DATA PROVIDED:
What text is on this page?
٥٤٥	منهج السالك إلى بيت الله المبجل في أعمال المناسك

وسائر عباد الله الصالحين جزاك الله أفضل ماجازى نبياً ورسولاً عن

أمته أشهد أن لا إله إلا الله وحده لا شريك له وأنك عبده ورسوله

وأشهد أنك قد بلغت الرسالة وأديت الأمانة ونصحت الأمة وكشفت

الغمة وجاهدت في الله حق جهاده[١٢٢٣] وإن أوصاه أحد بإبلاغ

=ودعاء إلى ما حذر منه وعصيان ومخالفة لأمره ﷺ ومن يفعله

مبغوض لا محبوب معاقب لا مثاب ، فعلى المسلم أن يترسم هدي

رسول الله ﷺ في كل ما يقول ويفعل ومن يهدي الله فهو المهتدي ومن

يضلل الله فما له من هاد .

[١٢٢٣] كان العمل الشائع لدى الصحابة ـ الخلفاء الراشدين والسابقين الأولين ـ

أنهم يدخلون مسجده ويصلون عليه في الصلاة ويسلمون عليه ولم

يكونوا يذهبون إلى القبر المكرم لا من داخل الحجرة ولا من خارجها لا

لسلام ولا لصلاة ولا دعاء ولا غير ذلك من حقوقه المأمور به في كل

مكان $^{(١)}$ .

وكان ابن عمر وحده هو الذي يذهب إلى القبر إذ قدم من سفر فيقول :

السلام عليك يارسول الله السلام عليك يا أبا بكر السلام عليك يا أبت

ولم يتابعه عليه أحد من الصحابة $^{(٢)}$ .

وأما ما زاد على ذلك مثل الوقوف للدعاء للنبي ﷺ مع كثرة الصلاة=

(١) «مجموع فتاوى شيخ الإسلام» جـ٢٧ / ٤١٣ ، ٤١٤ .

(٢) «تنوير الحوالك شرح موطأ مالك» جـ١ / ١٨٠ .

WHAT IS ASKED: Each record above should be restated word for word.

OUTPUT:
What text is on this page?
٥٤٥	منهج السالك إلى بيت الله المبجل في أعمال المناسك

وسائر عباد الله الصالحين جزاك الله أفضل ماجازى نبياً ورسولاً عن

أمته أشهد أن لا إله إلا الله وحده لا شريك له وأنك عبده ورسوله

وأشهد أنك قد بلغت الرسالة وأديت الأمانة ونصحت الأمة وكشفت

الغمة وجاهدت في الله حق جهاده[١٢٢٣] وإن أوصاه أحد بإبلاغ

=ودعاء إلى ما حذر منه وعصيان ومخالفة لأمره ﷺ ومن يفعله

مبغوض لا محبوب معاقب لا مثاب ، فعلى المسلم أن يترسم هدي

رسول الله ﷺ في كل ما يقول ويفعل ومن يهدي الله فهو المهتدي ومن

يضلل الله فما له من هاد .

[١٢٢٣] كان العمل الشائع لدى الصحابة ـ الخلفاء الراشدين والسابقين الأولين ـ

أنهم يدخلون مسجده ويصلون عليه في الصلاة ويسلمون عليه ولم

يكونوا يذهبون إلى القبر المكرم لا من داخل الحجرة ولا من خارجها لا

لسلام ولا لصلاة ولا دعاء ولا غير ذلك من حقوقه المأمور به في كل

مكان $^{(١)}$ .

وكان ابن عمر وحده هو الذي يذهب إلى القبر إذ قدم من سفر فيقول :

السلام عليك يارسول الله السلام عليك يا أبا بكر السلام عليك يا أبت

ولم يتابعه عليه أحد من الصحابة $^{(٢)}$ .

وأما ما زاد على ذلك مثل الوقوف للدعاء للنبي ﷺ مع كثرة الصلاة=

(١) «مجموع فتاوى شيخ الإسلام» جـ٢٧ / ٤١٣ ، ٤١٤ .

(٢) «تنوير الحوالك شرح موطأ مالك» جـ١ / ١٨٠ .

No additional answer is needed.